WHAT IS NEEDED
Note how many lines include the word "into", and give that number by itself.
---------- DATA SUPPLIED
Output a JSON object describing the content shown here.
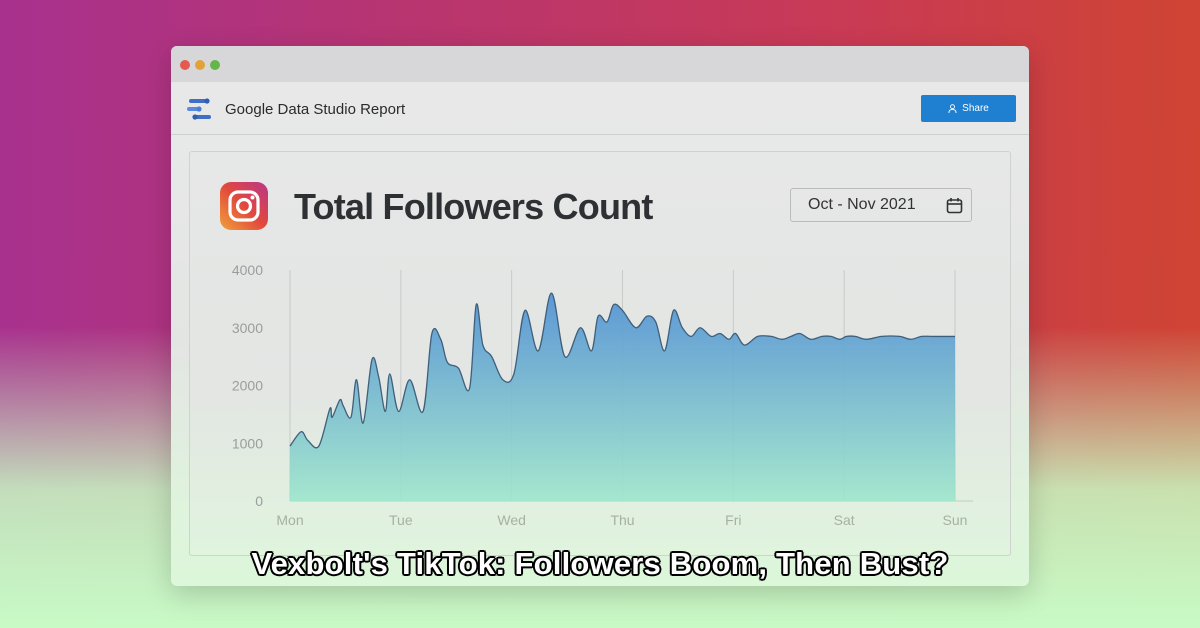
{
  "window": {
    "app_name": "Google Data Studio Report",
    "share_label": "Share"
  },
  "report": {
    "title": "Total Followers Count",
    "date_range": "Oct - Nov 2021"
  },
  "caption": "Vexbolt's TikTok: Followers Boom, Then Bust?",
  "colors": {
    "share_button": "#1f7fd0",
    "line": "#3f5f7a",
    "fill_top": "#4e8fd3",
    "fill_bottom": "#9ee6cc"
  },
  "icons": [
    "logo-icon",
    "user-icon",
    "instagram-icon",
    "calendar-icon"
  ],
  "chart_data": {
    "type": "area",
    "title": "Total Followers Count",
    "categories": [
      "Mon",
      "Tue",
      "Wed",
      "Thu",
      "Fri",
      "Sat",
      "Sun"
    ],
    "yticks": [
      0,
      1000,
      2000,
      3000,
      4000
    ],
    "ylim": [
      0,
      4000
    ],
    "xlim": [
      0,
      6
    ],
    "grid": "vertical",
    "series": [
      {
        "x": [
          0,
          0.1,
          0.16,
          0.26,
          0.36,
          0.38,
          0.45,
          0.48,
          0.55,
          0.6,
          0.66,
          0.74,
          0.8,
          0.86,
          0.9,
          0.98,
          1.08,
          1.2,
          1.28,
          1.36,
          1.42,
          1.52,
          1.62,
          1.68,
          1.74,
          1.82,
          1.92,
          2.02,
          2.12,
          2.24,
          2.36,
          2.48,
          2.62,
          2.72,
          2.78,
          2.86,
          2.92,
          3.0,
          3.12,
          3.22,
          3.3,
          3.38,
          3.46,
          3.54,
          3.62,
          3.7,
          3.8,
          3.88,
          3.96,
          4.02,
          4.1,
          4.22,
          4.34,
          4.44,
          4.52,
          4.6,
          4.7,
          4.8,
          4.88,
          4.96,
          5.02,
          5.1,
          5.2,
          5.34,
          5.5,
          5.6,
          5.7,
          5.8,
          6.0
        ],
        "y": [
          950,
          1200,
          1050,
          950,
          1600,
          1450,
          1750,
          1650,
          1450,
          2100,
          1350,
          2450,
          2150,
          1550,
          2200,
          1550,
          2100,
          1550,
          2900,
          2800,
          2400,
          2300,
          1950,
          3400,
          2700,
          2500,
          2100,
          2200,
          3300,
          2600,
          3600,
          2500,
          3000,
          2600,
          3200,
          3100,
          3400,
          3300,
          3000,
          3200,
          3100,
          2600,
          3300,
          3000,
          2850,
          3000,
          2850,
          2900,
          2800,
          2900,
          2700,
          2850,
          2850,
          2800,
          2850,
          2900,
          2800,
          2850,
          2850,
          2800,
          2850,
          2850,
          2800,
          2850,
          2850,
          2800,
          2850,
          2850,
          2850
        ]
      }
    ]
  }
}
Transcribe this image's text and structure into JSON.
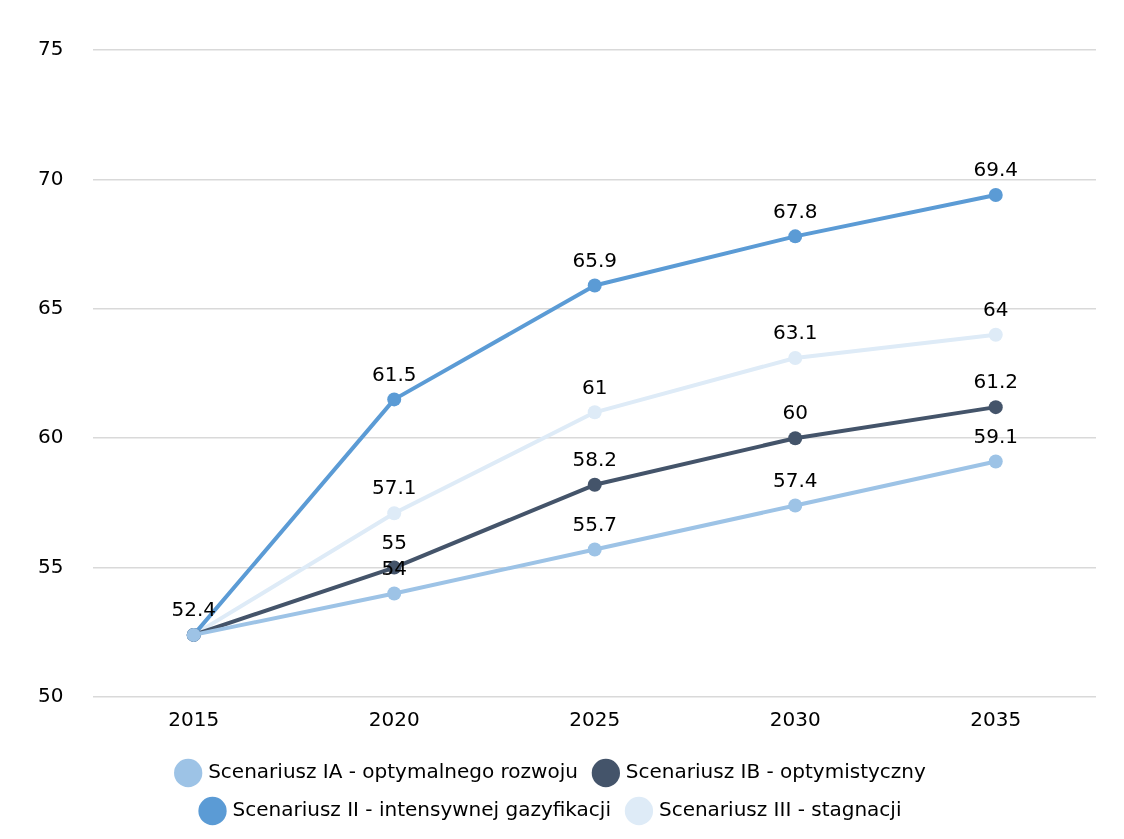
{
  "chart_data": {
    "type": "line",
    "categories": [
      "2015",
      "2020",
      "2025",
      "2030",
      "2035"
    ],
    "series": [
      {
        "name": "Scenariusz IA - optymalnego rozwoju",
        "color": "#9dc3e6",
        "values": [
          52.4,
          54,
          55.7,
          57.4,
          59.1
        ],
        "value_labels": [
          "52.4",
          "54",
          "55.7",
          "57.4",
          "59.1"
        ]
      },
      {
        "name": "Scenariusz IB - optymistyczny",
        "color": "#44546a",
        "values": [
          52.4,
          55,
          58.2,
          60,
          61.2
        ],
        "value_labels": [
          null,
          "55",
          "58.2",
          "60",
          "61.2"
        ]
      },
      {
        "name": "Scenariusz II - intensywnej gazyfikacji",
        "color": "#5b9bd5",
        "values": [
          52.4,
          61.5,
          65.9,
          67.8,
          69.4
        ],
        "value_labels": [
          null,
          "61.5",
          "65.9",
          "67.8",
          "69.4"
        ]
      },
      {
        "name": "Scenariusz III - stagnacji",
        "color": "#deebf7",
        "values": [
          52.4,
          57.1,
          61,
          63.1,
          64
        ],
        "value_labels": [
          null,
          "57.1",
          "61",
          "63.1",
          "64"
        ]
      }
    ],
    "ylim": [
      50,
      75
    ],
    "yticks": [
      50,
      55,
      60,
      65,
      70,
      75
    ],
    "grid": "y",
    "legend": "bottom",
    "marker": "circle",
    "line_style": "solid"
  }
}
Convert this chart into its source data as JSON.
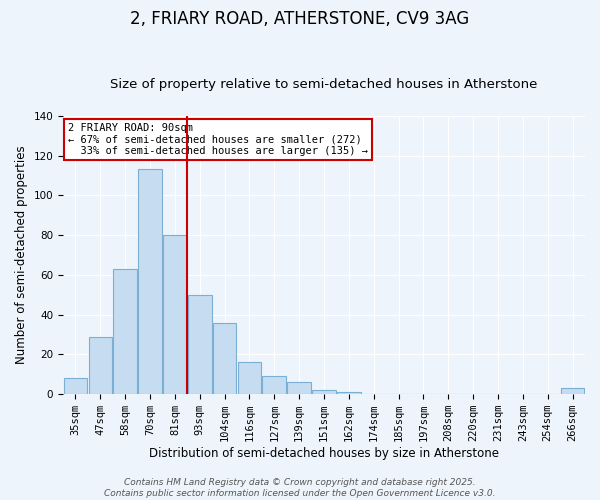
{
  "title": "2, FRIARY ROAD, ATHERSTONE, CV9 3AG",
  "subtitle": "Size of property relative to semi-detached houses in Atherstone",
  "xlabel": "Distribution of semi-detached houses by size in Atherstone",
  "ylabel": "Number of semi-detached properties",
  "categories": [
    "35sqm",
    "47sqm",
    "58sqm",
    "70sqm",
    "81sqm",
    "93sqm",
    "104sqm",
    "116sqm",
    "127sqm",
    "139sqm",
    "151sqm",
    "162sqm",
    "174sqm",
    "185sqm",
    "197sqm",
    "208sqm",
    "220sqm",
    "231sqm",
    "243sqm",
    "254sqm",
    "266sqm"
  ],
  "bar_heights": [
    8,
    29,
    63,
    113,
    80,
    50,
    36,
    16,
    9,
    6,
    2,
    1,
    0,
    0,
    0,
    0,
    0,
    0,
    0,
    0,
    3
  ],
  "bar_color": "#c6dcf0",
  "bar_edge_color": "#7bafd4",
  "vline_color": "#cc0000",
  "annotation_title": "2 FRIARY ROAD: 90sqm",
  "annotation_line1": "← 67% of semi-detached houses are smaller (272)",
  "annotation_line2": "  33% of semi-detached houses are larger (135) →",
  "annotation_box_edge": "#cc0000",
  "ylim": [
    0,
    140
  ],
  "yticks": [
    0,
    20,
    40,
    60,
    80,
    100,
    120,
    140
  ],
  "footer_line1": "Contains HM Land Registry data © Crown copyright and database right 2025.",
  "footer_line2": "Contains public sector information licensed under the Open Government Licence v3.0.",
  "background_color": "#eef4fb",
  "plot_background_color": "#eef4fb",
  "title_fontsize": 12,
  "subtitle_fontsize": 9.5,
  "axis_label_fontsize": 8.5,
  "tick_fontsize": 7.5,
  "footer_fontsize": 6.5
}
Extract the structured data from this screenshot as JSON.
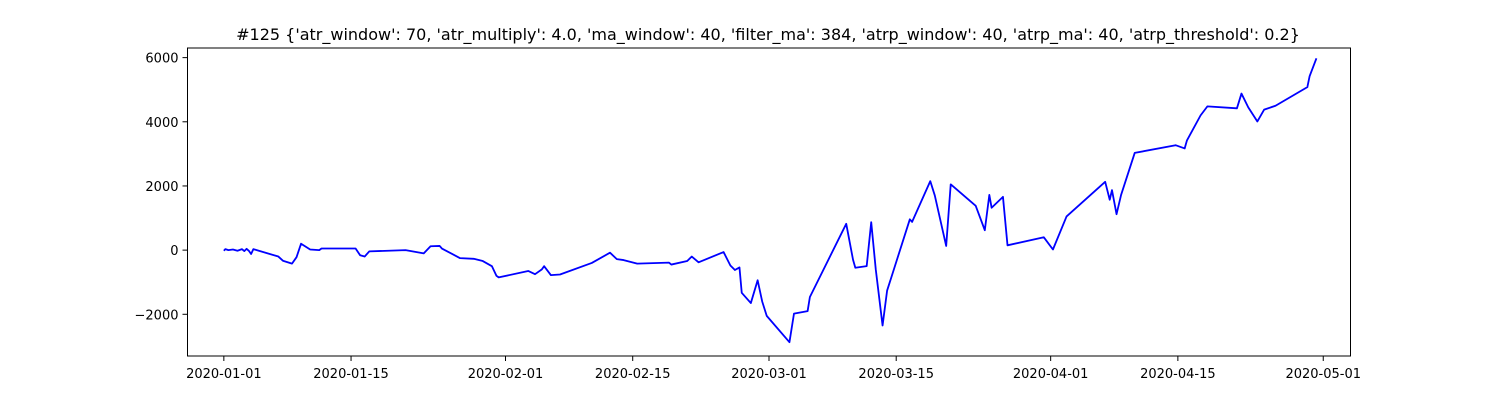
{
  "chart_data": {
    "type": "line",
    "title": "#125 {'atr_window': 70, 'atr_multiply': 4.0, 'ma_window': 40, 'filter_ma': 384, 'atrp_window': 40, 'atrp_ma': 40, 'atrp_threshold': 0.2}",
    "xlabel": "",
    "ylabel": "",
    "xlim": [
      "2019-12-28",
      "2020-05-04"
    ],
    "ylim": [
      -3300,
      6300
    ],
    "grid": false,
    "x_ticks": [
      "2020-01-01",
      "2020-01-15",
      "2020-02-01",
      "2020-02-15",
      "2020-03-01",
      "2020-03-15",
      "2020-04-01",
      "2020-04-15",
      "2020-05-01"
    ],
    "y_ticks": [
      -2000,
      0,
      2000,
      4000,
      6000
    ],
    "y_tick_labels": [
      "−2000",
      "0",
      "2000",
      "4000",
      "6000"
    ],
    "series": [
      {
        "color": "#0000ff",
        "points": [
          [
            "2020-01-01T00:00",
            -20
          ],
          [
            "2020-01-01T04:00",
            30
          ],
          [
            "2020-01-01T12:00",
            0
          ],
          [
            "2020-01-02T00:00",
            20
          ],
          [
            "2020-01-02T12:00",
            -20
          ],
          [
            "2020-01-03T00:00",
            30
          ],
          [
            "2020-01-03T06:00",
            -30
          ],
          [
            "2020-01-03T12:00",
            40
          ],
          [
            "2020-01-03T18:00",
            -20
          ],
          [
            "2020-01-04T00:00",
            -120
          ],
          [
            "2020-01-04T06:00",
            30
          ],
          [
            "2020-01-07T00:00",
            -200
          ],
          [
            "2020-01-07T12:00",
            -330
          ],
          [
            "2020-01-08T12:00",
            -420
          ],
          [
            "2020-01-09T00:00",
            -220
          ],
          [
            "2020-01-09T12:00",
            200
          ],
          [
            "2020-01-10T12:00",
            20
          ],
          [
            "2020-01-11T12:00",
            0
          ],
          [
            "2020-01-11T18:00",
            50
          ],
          [
            "2020-01-15T12:00",
            50
          ],
          [
            "2020-01-16T00:00",
            -160
          ],
          [
            "2020-01-16T12:00",
            -200
          ],
          [
            "2020-01-17T00:00",
            -40
          ],
          [
            "2020-01-21T00:00",
            0
          ],
          [
            "2020-01-23T00:00",
            -100
          ],
          [
            "2020-01-23T18:00",
            120
          ],
          [
            "2020-01-24T18:00",
            130
          ],
          [
            "2020-01-25T00:00",
            50
          ],
          [
            "2020-01-27T00:00",
            -250
          ],
          [
            "2020-01-28T12:00",
            -270
          ],
          [
            "2020-01-29T12:00",
            -340
          ],
          [
            "2020-01-30T12:00",
            -500
          ],
          [
            "2020-01-31T00:00",
            -800
          ],
          [
            "2020-01-31T06:00",
            -850
          ],
          [
            "2020-02-03T12:00",
            -650
          ],
          [
            "2020-02-04T06:00",
            -750
          ],
          [
            "2020-02-05T00:00",
            -600
          ],
          [
            "2020-02-05T06:00",
            -500
          ],
          [
            "2020-02-06T00:00",
            -780
          ],
          [
            "2020-02-07T00:00",
            -760
          ],
          [
            "2020-02-10T12:00",
            -400
          ],
          [
            "2020-02-12T12:00",
            -80
          ],
          [
            "2020-02-13T06:00",
            -280
          ],
          [
            "2020-02-14T00:00",
            -310
          ],
          [
            "2020-02-15T12:00",
            -420
          ],
          [
            "2020-02-19T00:00",
            -390
          ],
          [
            "2020-02-19T06:00",
            -450
          ],
          [
            "2020-02-21T00:00",
            -340
          ],
          [
            "2020-02-21T12:00",
            -200
          ],
          [
            "2020-02-22T06:00",
            -380
          ],
          [
            "2020-02-25T00:00",
            -60
          ],
          [
            "2020-02-25T18:00",
            -480
          ],
          [
            "2020-02-26T06:00",
            -620
          ],
          [
            "2020-02-26T18:00",
            -540
          ],
          [
            "2020-02-27T00:00",
            -1330
          ],
          [
            "2020-02-28T00:00",
            -1650
          ],
          [
            "2020-02-28T18:00",
            -940
          ],
          [
            "2020-02-29T06:00",
            -1600
          ],
          [
            "2020-02-29T18:00",
            -2050
          ],
          [
            "2020-03-03T06:00",
            -2870
          ],
          [
            "2020-03-03T18:00",
            -1980
          ],
          [
            "2020-03-05T06:00",
            -1900
          ],
          [
            "2020-03-05T12:00",
            -1460
          ],
          [
            "2020-03-09T12:00",
            820
          ],
          [
            "2020-03-10T06:00",
            -300
          ],
          [
            "2020-03-10T12:00",
            -550
          ],
          [
            "2020-03-11T18:00",
            -500
          ],
          [
            "2020-03-12T06:00",
            870
          ],
          [
            "2020-03-12T18:00",
            -600
          ],
          [
            "2020-03-13T12:00",
            -2350
          ],
          [
            "2020-03-14T00:00",
            -1260
          ],
          [
            "2020-03-16T12:00",
            960
          ],
          [
            "2020-03-16T18:00",
            880
          ],
          [
            "2020-03-18T18:00",
            2150
          ],
          [
            "2020-03-19T06:00",
            1700
          ],
          [
            "2020-03-20T12:00",
            130
          ],
          [
            "2020-03-21T00:00",
            2050
          ],
          [
            "2020-03-23T18:00",
            1380
          ],
          [
            "2020-03-24T18:00",
            620
          ],
          [
            "2020-03-25T06:00",
            1720
          ],
          [
            "2020-03-25T12:00",
            1320
          ],
          [
            "2020-03-26T18:00",
            1660
          ],
          [
            "2020-03-27T06:00",
            150
          ],
          [
            "2020-03-31T06:00",
            400
          ],
          [
            "2020-04-01T06:00",
            20
          ],
          [
            "2020-04-02T18:00",
            1050
          ],
          [
            "2020-04-07T00:00",
            2130
          ],
          [
            "2020-04-07T12:00",
            1570
          ],
          [
            "2020-04-07T18:00",
            1870
          ],
          [
            "2020-04-08T06:00",
            1120
          ],
          [
            "2020-04-08T18:00",
            1720
          ],
          [
            "2020-04-10T06:00",
            3030
          ],
          [
            "2020-04-14T18:00",
            3270
          ],
          [
            "2020-04-15T18:00",
            3170
          ],
          [
            "2020-04-16T00:00",
            3420
          ],
          [
            "2020-04-17T12:00",
            4200
          ],
          [
            "2020-04-18T06:00",
            4480
          ],
          [
            "2020-04-21T12:00",
            4420
          ],
          [
            "2020-04-22T00:00",
            4880
          ],
          [
            "2020-04-22T18:00",
            4450
          ],
          [
            "2020-04-23T18:00",
            4010
          ],
          [
            "2020-04-24T12:00",
            4380
          ],
          [
            "2020-04-25T18:00",
            4500
          ],
          [
            "2020-04-29T06:00",
            5080
          ],
          [
            "2020-04-29T12:00",
            5420
          ],
          [
            "2020-04-30T06:00",
            5980
          ]
        ]
      }
    ]
  }
}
--------------------
EXERCISE ANSWER
2